Task directions >> Reproduce the material in full, unchanged.
.....
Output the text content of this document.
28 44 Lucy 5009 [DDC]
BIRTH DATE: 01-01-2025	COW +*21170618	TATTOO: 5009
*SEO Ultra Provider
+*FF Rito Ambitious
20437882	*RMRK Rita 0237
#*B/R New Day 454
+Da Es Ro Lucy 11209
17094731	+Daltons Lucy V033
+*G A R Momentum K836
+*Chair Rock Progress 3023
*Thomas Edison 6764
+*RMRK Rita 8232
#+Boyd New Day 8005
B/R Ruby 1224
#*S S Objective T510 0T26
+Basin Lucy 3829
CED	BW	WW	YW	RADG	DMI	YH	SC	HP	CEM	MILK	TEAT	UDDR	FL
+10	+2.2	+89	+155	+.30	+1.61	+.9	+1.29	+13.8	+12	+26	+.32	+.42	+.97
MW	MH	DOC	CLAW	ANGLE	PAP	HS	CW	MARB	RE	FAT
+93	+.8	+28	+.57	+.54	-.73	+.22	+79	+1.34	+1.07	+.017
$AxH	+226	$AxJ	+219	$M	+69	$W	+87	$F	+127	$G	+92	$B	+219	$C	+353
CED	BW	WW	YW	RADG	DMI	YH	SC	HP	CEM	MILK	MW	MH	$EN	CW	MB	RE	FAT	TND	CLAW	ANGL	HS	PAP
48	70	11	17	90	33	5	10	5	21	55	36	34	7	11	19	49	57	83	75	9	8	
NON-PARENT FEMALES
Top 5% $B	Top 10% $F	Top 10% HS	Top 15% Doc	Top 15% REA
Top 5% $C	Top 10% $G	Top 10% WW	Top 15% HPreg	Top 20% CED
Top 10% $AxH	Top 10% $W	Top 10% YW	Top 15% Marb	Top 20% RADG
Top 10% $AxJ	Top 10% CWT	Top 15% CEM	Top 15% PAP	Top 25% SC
.....
Answer to this task >>
Output the text content of this document.
28 44 Lucy 5009 [DDC]
BIRTH DATE: 01-01-2025	COW +*21170618	TATTOO: 5009
*SEO Ultra Provider
+*FF Rito Ambitious
20437882	*RMRK Rita 0237
#*B/R New Day 454
+Da Es Ro Lucy 11209
17094731	+Daltons Lucy V033
+*G A R Momentum K836
+*Chair Rock Progress 3023
*Thomas Edison 6764
+*RMRK Rita 8232
#+Boyd New Day 8005
B/R Ruby 1224
#*S S Objective T510 0T26
+Basin Lucy 3829
CED	BW	WW	YW	RADG	DMI	YH	SC	HP	CEM	MILK	TEAT	UDDR	FL
+10	+2.2	+89	+155	+.30	+1.61	+.9	+1.29	+13.8	+12	+26	+.32	+.42	+.97
MW	MH	DOC	CLAW	ANGLE	PAP	HS	CW	MARB	RE	FAT
+93	+.8	+28	+.57	+.54	-.73	+.22	+79	+1.34	+1.07	+.017
$AxH	+226	$AxJ	+219	$M	+69	$W	+87	$F	+127	$G	+92	$B	+219	$C	+353
CED	BW	WW	YW	RADG	DMI	YH	SC	HP	CEM	MILK	MW	MH	$EN	CW	MB	RE	FAT	TND	CLAW	ANGL	HS	PAP
48	70	11	17	90	33	5	10	5	21	55	36	34	7	11	19	49	57	83	75	9	8	
NON-PARENT FEMALES
Top 5% $B	Top 10% $F	Top 10% HS	Top 15% Doc	Top 15% REA
Top 5% $C	Top 10% $G	Top 10% WW	Top 15% HPreg	Top 20% CED
Top 10% $AxH	Top 10% $W	Top 10% YW	Top 15% Marb	Top 20% RADG
Top 10% $AxJ	Top 10% CWT	Top 15% CEM	Top 15% PAP	Top 25% SC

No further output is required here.